Collected data entries:
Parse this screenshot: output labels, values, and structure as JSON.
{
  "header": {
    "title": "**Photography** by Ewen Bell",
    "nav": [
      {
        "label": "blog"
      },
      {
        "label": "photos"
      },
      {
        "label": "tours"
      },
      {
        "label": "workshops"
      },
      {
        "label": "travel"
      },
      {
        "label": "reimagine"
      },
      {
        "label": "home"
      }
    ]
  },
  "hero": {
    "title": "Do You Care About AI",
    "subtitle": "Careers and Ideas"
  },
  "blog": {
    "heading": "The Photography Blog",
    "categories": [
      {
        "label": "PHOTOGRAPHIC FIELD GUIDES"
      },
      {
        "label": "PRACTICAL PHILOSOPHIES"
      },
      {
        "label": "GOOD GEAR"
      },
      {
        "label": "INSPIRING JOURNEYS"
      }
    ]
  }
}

WHAT IS BEING ASKED:
From the entries above, copy every line where the word "Photography" shows up.

RESULT OF THE TASK:
    "title": "**Photography** by Ewen Bell",
    "heading": "The Photography Blog",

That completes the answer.